### The problem
Locate the string "Stunden" throughout the material and copy every line in which it occurs.

Extracted records
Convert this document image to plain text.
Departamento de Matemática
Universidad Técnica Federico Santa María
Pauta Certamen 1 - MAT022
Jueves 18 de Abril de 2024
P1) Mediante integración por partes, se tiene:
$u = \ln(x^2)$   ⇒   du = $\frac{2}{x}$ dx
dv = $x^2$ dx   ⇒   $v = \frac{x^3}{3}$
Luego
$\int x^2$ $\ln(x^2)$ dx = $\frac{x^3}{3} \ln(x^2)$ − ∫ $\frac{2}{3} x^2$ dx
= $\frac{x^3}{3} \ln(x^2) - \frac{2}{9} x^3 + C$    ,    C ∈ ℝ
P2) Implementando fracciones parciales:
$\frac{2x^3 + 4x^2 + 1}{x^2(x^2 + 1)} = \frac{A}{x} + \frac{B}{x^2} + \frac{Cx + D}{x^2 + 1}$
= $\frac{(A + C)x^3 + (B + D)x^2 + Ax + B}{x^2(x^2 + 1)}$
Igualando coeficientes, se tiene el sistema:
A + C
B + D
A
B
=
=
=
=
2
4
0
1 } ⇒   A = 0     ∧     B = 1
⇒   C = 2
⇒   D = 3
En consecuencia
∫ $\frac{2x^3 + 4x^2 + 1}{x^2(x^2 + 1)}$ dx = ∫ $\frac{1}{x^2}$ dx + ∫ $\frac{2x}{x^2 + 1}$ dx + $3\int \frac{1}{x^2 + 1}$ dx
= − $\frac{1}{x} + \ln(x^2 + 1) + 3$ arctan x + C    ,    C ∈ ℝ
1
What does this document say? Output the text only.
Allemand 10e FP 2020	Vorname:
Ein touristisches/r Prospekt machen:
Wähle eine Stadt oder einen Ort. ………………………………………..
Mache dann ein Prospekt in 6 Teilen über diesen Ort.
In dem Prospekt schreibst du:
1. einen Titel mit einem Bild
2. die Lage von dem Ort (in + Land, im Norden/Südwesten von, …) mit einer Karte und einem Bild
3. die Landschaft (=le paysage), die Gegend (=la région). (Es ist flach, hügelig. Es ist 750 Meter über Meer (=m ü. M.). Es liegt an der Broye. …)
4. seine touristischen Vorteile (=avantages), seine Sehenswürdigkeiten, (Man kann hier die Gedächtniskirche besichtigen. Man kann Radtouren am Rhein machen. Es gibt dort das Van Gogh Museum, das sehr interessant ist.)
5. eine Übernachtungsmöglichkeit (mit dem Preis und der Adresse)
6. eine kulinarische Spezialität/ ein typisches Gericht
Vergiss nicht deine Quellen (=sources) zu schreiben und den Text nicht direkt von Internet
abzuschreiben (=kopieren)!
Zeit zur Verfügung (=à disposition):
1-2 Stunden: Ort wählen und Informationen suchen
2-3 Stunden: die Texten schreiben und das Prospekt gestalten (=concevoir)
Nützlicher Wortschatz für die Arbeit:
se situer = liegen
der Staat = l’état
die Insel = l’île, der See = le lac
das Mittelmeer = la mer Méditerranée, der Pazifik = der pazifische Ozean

### The result
1-2 Stunden: Ort wählen und Informationen suchen
2-3 Stunden: die Texten schreiben und das Prospekt gestalten (=concevoir)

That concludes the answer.